Recorded data –

========

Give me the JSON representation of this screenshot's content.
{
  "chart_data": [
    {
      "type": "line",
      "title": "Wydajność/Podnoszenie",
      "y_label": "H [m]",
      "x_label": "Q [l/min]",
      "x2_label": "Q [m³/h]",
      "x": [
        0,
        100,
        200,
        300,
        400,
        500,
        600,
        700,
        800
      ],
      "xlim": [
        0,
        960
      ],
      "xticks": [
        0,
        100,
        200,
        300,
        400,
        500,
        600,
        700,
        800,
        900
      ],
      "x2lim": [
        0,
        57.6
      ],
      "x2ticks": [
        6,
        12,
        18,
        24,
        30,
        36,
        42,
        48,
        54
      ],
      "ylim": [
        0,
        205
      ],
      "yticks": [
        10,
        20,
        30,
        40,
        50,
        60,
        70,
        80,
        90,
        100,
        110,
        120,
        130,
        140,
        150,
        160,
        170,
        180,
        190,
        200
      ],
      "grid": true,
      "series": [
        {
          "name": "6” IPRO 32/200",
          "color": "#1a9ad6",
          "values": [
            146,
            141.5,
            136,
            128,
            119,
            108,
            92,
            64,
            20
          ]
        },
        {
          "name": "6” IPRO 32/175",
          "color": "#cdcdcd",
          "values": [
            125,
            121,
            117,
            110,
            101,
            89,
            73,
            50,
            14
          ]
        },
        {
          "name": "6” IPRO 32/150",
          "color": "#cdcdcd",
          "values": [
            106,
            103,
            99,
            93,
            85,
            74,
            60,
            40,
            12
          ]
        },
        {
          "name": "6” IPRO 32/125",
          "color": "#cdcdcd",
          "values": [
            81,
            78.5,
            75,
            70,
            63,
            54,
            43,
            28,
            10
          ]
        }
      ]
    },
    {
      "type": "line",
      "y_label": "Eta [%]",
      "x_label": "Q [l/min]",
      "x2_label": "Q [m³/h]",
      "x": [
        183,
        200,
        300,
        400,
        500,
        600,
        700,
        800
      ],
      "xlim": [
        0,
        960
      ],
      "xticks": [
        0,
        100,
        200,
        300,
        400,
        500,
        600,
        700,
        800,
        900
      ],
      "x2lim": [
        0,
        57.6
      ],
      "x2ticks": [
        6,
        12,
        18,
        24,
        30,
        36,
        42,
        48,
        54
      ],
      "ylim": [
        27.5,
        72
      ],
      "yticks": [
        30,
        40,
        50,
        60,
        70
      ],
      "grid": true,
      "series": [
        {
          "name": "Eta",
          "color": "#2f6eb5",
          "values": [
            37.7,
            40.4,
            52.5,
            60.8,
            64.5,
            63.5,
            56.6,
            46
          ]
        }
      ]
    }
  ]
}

========

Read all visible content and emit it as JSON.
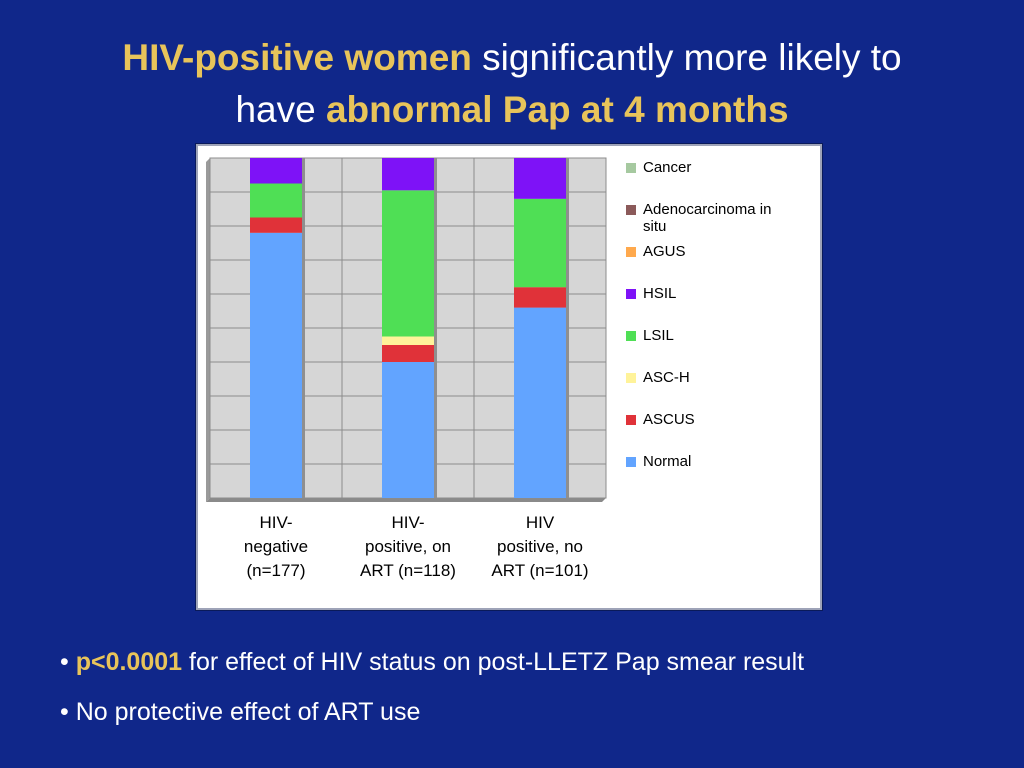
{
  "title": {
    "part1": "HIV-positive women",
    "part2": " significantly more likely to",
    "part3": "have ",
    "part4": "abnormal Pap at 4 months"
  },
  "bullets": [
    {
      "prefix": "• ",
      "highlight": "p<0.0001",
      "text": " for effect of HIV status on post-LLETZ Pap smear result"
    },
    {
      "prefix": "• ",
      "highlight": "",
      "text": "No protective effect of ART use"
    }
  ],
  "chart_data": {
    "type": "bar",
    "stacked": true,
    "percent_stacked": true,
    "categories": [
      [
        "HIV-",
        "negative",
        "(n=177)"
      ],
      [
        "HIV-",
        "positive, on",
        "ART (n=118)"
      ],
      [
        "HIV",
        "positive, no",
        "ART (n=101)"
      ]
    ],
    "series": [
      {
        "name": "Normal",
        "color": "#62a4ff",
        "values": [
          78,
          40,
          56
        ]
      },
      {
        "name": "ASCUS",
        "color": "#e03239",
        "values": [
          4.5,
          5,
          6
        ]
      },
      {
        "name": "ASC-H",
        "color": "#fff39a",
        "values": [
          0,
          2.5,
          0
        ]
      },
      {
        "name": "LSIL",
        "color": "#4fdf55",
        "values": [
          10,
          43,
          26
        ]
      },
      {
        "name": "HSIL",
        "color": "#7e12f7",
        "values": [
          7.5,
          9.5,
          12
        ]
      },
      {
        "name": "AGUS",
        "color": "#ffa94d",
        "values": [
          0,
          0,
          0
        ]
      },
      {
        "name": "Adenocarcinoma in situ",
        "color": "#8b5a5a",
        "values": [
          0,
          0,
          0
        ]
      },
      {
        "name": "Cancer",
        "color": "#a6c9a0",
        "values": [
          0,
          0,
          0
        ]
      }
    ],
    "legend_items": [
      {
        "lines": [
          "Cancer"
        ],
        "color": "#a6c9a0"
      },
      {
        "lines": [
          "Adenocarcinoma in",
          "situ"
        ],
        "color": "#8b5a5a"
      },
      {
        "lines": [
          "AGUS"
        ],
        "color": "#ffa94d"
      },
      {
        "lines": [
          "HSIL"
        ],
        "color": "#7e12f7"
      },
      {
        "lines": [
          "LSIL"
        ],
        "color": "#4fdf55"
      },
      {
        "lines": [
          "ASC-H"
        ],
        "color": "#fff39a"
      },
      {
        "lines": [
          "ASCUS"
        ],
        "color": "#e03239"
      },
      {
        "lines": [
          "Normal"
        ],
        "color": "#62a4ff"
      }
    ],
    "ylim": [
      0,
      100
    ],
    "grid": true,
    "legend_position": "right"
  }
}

========

Stated goal – Report how many lines include the word "text". Give nothing but the number.

Exercise result – 2